▸ Document excerpt:
==*==

When deploying one of my existing canisters I get following warning for MOST of my stable variables:
(unknown location): Compatibility error [M0169], stable variable data_transactions of previous type
var [Transaction]
cannot be discarded; promote to type Any instead
Do you want to proceed? yes/No
If I proceed will my stable variables be deleted? Thing that’s weird is that I only removed 2 and added another 2, I added another function and modified some other functions.
Thanks!
EDIT:
I’ve compared .most and .old.most files and it appears I’m getting this warning for all stable variables that in .most file are listed below one that I added.
Example, I modified config_royatly. Those that are above - so config_owner, config_marketplace, etc. are fine and don’t give warning. But data_assetCanistersTableState and those below do.
stable var config_initial_sale_royalty_address : Text;
stable var config_marketplace_open : Int;
stable var config_owner : Principal;
stable var config_royalty : [(AccountIdentifier__2, Nat64)];
stable var data_assetCanistersTableState : [(Principal, Nat)];
stable var data_assetsTableState : [(AssetHandle, Asset__1)];
stable var data_capEventsQueueState : [CapIndefiniteEvent];
stable var data_chunksTableState : [(ChunkId, Blob)];
stable var data_disbursementQueueState :
Am I safe to continue or will this delete all my data stored in these stable variables?
You aren’t really supposed to remove (discard) variables altogether, just promote them to type Any if you want to drop their storage costs.
The issue, IIRC, is that removing the variable would allow you to re-introduce and define it at a different type in a later upgrade, and if you used that new code to directly upgrade from a version with the old typing, you might wind up unintentionally losing data.
I don’t think this issues is discussed here, but you may still find the rest of the discussion useful:
If you’ve changed the types of some variables in incompatible ways (ie, not supertype of the old type),
then you may indeed lose data, because the upgraded canister will run the new initializer for those expressions on failure to decode the previous value at the new, but incompatible, expected type.
It’s benign, in the sense that the error reporting is wrong after the first violation is reported, but the end result - that stable-compatibility does not hold - is still valid.
Thanks alot for reporting it and for sending me a repro!

==*==

▸ What to produce: Reproduce the passage of the forum thread on the stable variable compatibility warning from "It’s benign, in" up to and including "me a repro!", word for word.

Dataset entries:
==*==

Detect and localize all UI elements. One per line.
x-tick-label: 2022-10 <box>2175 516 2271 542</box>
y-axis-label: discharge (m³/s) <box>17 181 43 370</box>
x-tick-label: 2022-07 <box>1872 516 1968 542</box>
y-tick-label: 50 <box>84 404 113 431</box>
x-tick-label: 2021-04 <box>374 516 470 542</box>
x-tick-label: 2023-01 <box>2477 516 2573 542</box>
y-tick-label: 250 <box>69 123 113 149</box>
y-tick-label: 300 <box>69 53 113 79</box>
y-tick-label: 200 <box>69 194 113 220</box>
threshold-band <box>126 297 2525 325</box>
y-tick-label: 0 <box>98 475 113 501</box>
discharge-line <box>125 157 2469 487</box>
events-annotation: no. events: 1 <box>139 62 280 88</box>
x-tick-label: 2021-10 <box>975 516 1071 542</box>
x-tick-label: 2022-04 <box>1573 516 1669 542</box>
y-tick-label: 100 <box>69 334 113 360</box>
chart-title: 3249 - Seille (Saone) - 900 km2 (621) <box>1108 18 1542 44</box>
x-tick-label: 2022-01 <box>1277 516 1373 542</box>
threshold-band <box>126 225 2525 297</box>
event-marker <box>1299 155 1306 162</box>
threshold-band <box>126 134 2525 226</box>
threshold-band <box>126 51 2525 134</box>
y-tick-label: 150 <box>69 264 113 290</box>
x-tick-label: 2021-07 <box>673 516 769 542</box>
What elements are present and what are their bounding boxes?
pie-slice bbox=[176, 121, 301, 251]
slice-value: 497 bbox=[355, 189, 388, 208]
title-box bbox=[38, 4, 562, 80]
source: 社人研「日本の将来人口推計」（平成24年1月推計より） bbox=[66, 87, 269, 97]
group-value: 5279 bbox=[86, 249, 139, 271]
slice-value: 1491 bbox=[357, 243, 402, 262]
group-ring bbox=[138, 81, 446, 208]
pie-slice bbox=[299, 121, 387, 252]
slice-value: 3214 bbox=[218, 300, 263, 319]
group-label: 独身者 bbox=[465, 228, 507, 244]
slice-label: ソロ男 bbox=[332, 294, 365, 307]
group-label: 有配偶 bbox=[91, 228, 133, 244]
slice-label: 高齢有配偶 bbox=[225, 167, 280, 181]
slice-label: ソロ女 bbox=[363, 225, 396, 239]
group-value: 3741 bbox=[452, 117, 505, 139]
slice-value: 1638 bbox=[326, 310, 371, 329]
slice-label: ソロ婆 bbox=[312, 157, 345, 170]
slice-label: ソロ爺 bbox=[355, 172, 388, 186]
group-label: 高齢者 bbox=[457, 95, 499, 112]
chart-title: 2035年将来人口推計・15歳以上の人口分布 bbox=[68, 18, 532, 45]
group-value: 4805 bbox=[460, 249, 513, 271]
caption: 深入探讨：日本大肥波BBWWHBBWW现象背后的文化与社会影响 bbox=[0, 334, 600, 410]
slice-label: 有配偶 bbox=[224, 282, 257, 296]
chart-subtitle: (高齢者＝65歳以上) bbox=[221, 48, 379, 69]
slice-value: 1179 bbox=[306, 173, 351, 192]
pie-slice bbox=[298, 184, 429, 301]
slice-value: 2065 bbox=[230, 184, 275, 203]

==*==

▸ Response to this exercise:
It’s benign, in the sense that the error reporting is wrong after the first violation is reported, but the end result - that stable-compatibility does not hold - is still valid.
Thanks alot for reporting it and for sending me a repro!